-------- Kaynak Metin --------

12 Ocak 2013 Cumartesi

KONUŞMAK NASIL OLMALI





Konuşmak deyince ilk aklımıza gelenler nelerdir. Konuşmak nasıl olmalıdır. Hangi durumda konuşmalı, hangi durumda konuşmamalıyız. Bir kere konuşmak; ağız yemek vs doluyken, başkasının sözünü keserek, haykırarak, sövüp sayarak yapılmaması gereken bir eylemdir. Mutlak anlamda dil, düşüncenin ve dünya görüşünün ifade edilip, muhataba aktarıldığı iletişim aracı olarak tanımlanır.

On dokuzuncu yüz yıla kadar konuşma yeteneğinin insanlarda doğuştan bulunduğu düşünülüyordu. Yeryüzünde konuşulan ilk kutsal dili herkes merak etti. İlk insan hangi dili konuşur? Bu tarih boyunca merak edile gelmiştir. Kral James; bir bebeği hiç konuşmadan yetiştirmek üzere teslim etmişti. Yetiştiriciler İbranice konuştuğu ve kral James’in de ilk dilin İbranice olduğunu düşünmesi için, gizlice bebeğe İbranice öğretmişti. Haliyle bebekte İbranice olarak konuşmuştu.

Bu konuda bir başka bilgi ise şöyledir; Tarihin babası Heredot’un anlattığına göre Mısır firavunu Psammetikos, ilk insanların hangi dilde konuştuğu meselesini bir hayli kafaya takmıştı. Ama bunu bilginleri teorik tartışmalarına bırakmamış, deneysel bir yaklaşım sergilemiş. Yeni doğmuş iki bebek alınmış ve bir ağılda hazırlanan bakım odasında her türlü gereksinimleri karşılanmıştı. Besleme görevi de bir çobana veya dili kesilmiş kadınlara verilmişti. Çocukların yanında konuşmak yasaklanmıştı. Çocuklar biraz büyüyüp dile gelince çocuğun biri ona elini uzatıp demiş. Bu bir kaç kez daha tekrarlanınca kral davet edilmiş ve o da aynısını duymuş. Araştırmışlar; Bekos; Frigya dilinde ekmek anlamına gelmekte olduğundan meseleyi böylece çözüp, ilk konuşma dilinin Frigya dili olduğuna karar vermişlerdi.

-------- Çıkarılan Veriler --------

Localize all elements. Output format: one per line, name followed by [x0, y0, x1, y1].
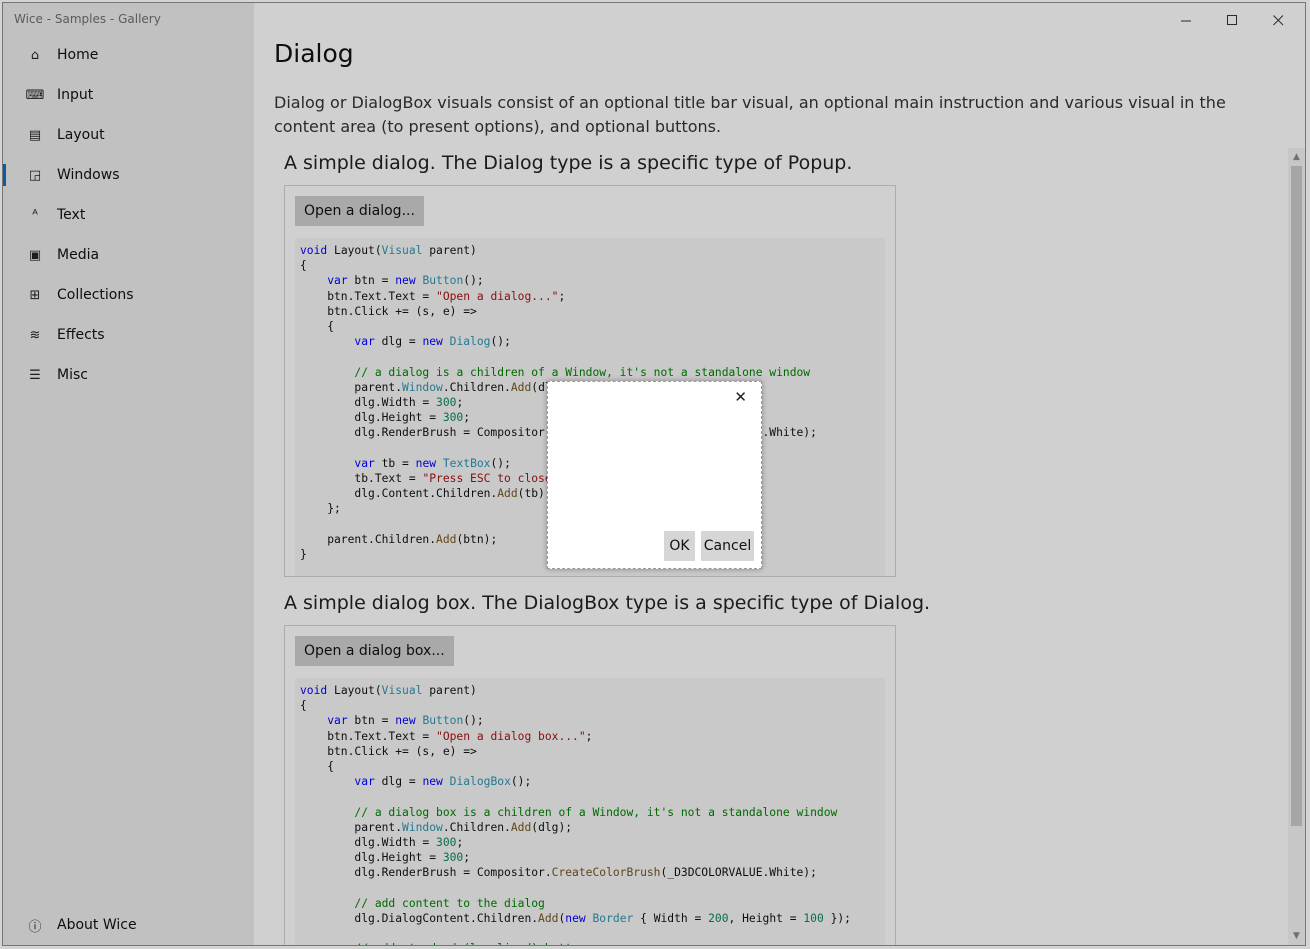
scroll-down-icon[interactable]: ▼	[1288, 928, 1305, 944]
title-bar: Wice - Samples - Gallery	[3, 3, 1305, 37]
minimize-button[interactable]	[1163, 3, 1209, 37]
vertical-scrollbar[interactable]: ▲ ▼	[1288, 148, 1305, 945]
sidebar-item-label: Effects	[57, 327, 105, 343]
close-button[interactable]	[1255, 3, 1301, 37]
text-icon: ᴬ	[32, 207, 38, 223]
media-icon: ▣	[28, 247, 42, 263]
sidebar-item-home[interactable]: ⌂ Home	[13, 38, 243, 72]
sidebar-item-label: Layout	[57, 127, 105, 143]
sidebar-item-label: Misc	[57, 367, 88, 383]
sidebar-item-input[interactable]: ⌨ Input	[13, 78, 243, 112]
windows-icon: ◲	[28, 167, 42, 183]
sidebar-item-label: Home	[57, 47, 99, 63]
sidebar-item-label: Windows	[57, 167, 120, 183]
layout-icon: ▤	[28, 127, 42, 143]
section-title: A simple dialog. The Dialog type is a sp…	[284, 152, 853, 174]
maximize-button[interactable]	[1209, 3, 1255, 37]
sidebar: ⌂ Home ⌨ Input ▤ Layout ◲ Windows ᴬ Text…	[3, 3, 254, 945]
misc-icon: ☰	[29, 367, 41, 383]
maximize-icon	[1226, 14, 1237, 25]
sidebar-item-effects[interactable]: ≋ Effects	[13, 318, 243, 352]
open-dialog-box-button[interactable]: Open a dialog box...	[295, 636, 454, 666]
active-indicator	[3, 164, 6, 186]
ok-button[interactable]: OK	[664, 531, 695, 561]
scroll-up-icon[interactable]: ▲	[1288, 149, 1305, 165]
sidebar-item-label: Text	[57, 207, 86, 223]
dialog-close-icon[interactable]: ✕	[734, 388, 747, 406]
info-icon: ⓘ	[28, 919, 42, 935]
sidebar-item-label: Input	[57, 87, 94, 103]
effects-icon: ≋	[29, 327, 41, 343]
sidebar-item-misc[interactable]: ☰ Misc	[13, 358, 243, 392]
cancel-button[interactable]: Cancel	[701, 531, 754, 561]
dialog: ✕ OK Cancel	[547, 381, 762, 569]
scrollbar-thumb[interactable]	[1291, 166, 1302, 826]
sidebar-item-about[interactable]: ⓘ About Wice	[13, 908, 243, 942]
minimize-icon	[1180, 20, 1191, 21]
keyboard-icon: ⌨	[25, 87, 45, 103]
sidebar-item-windows[interactable]: ◲ Windows	[3, 158, 243, 192]
sidebar-item-label: Collections	[57, 287, 134, 303]
sidebar-item-media[interactable]: ▣ Media	[13, 238, 243, 272]
page-title: Dialog	[274, 39, 354, 68]
content-area: Dialog Dialog or DialogBox visuals consi…	[254, 3, 1305, 945]
sidebar-item-label: About Wice	[57, 917, 137, 933]
sidebar-item-label: Media	[57, 247, 100, 263]
sample-card: Open a dialog box... void Layout(Visual …	[284, 625, 896, 945]
home-icon: ⌂	[30, 47, 40, 63]
sidebar-item-collections[interactable]: ⊞ Collections	[13, 278, 243, 312]
window-title: Wice - Samples - Gallery	[14, 12, 161, 26]
sidebar-item-layout[interactable]: ▤ Layout	[13, 118, 243, 152]
code-sample: void Layout(Visual parent) { var btn = n…	[295, 678, 885, 945]
sidebar-item-text[interactable]: ᴬ Text	[13, 198, 243, 232]
section-title: A simple dialog box. The DialogBox type …	[284, 592, 931, 614]
collections-icon: ⊞	[29, 287, 41, 303]
open-dialog-button[interactable]: Open a dialog...	[295, 196, 424, 226]
close-icon	[1272, 14, 1283, 25]
page-description: Dialog or DialogBox visuals consist of a…	[274, 93, 1226, 136]
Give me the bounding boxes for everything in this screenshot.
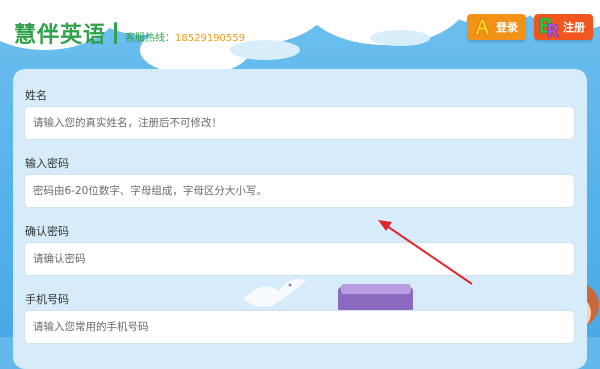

--------

▶ **Çözülecek Problemler**
A) Kaynak metne göre Heredot'un anlattığı olayda ilk insanların hangi dilde konuştuğunu merak eden Mısır firavununun adı nedir?
B) Kaynak metinde "Konuşmak deyince ilk" sözlerinden başlayıp "aracı olarak tanımlanır." sözlerine kadar uzanan kısmın tamamını hiçbir değişiklik yapmadan yazın.

▶ **Problemlerin Cevapları**
A) Bu firavunun adı Psammetikos'tur.

B)
Konuşmak deyince ilk aklımıza gelenler nelerdir. Konuşmak nasıl olmalıdır. Hangi durumda konuşmalı, hangi durumda konuşmamalıyız. Bir kere konuşmak; ağız yemek vs doluyken, başkasının sözünü keserek, haykırarak, sövüp sayarak yapılmaması gereken bir eylemdir. Mutlak anlamda dil, düşüncenin ve dünya görüşünün ifade edilip, muhataba aktarıldığı iletişim aracı olarak tanımlanır.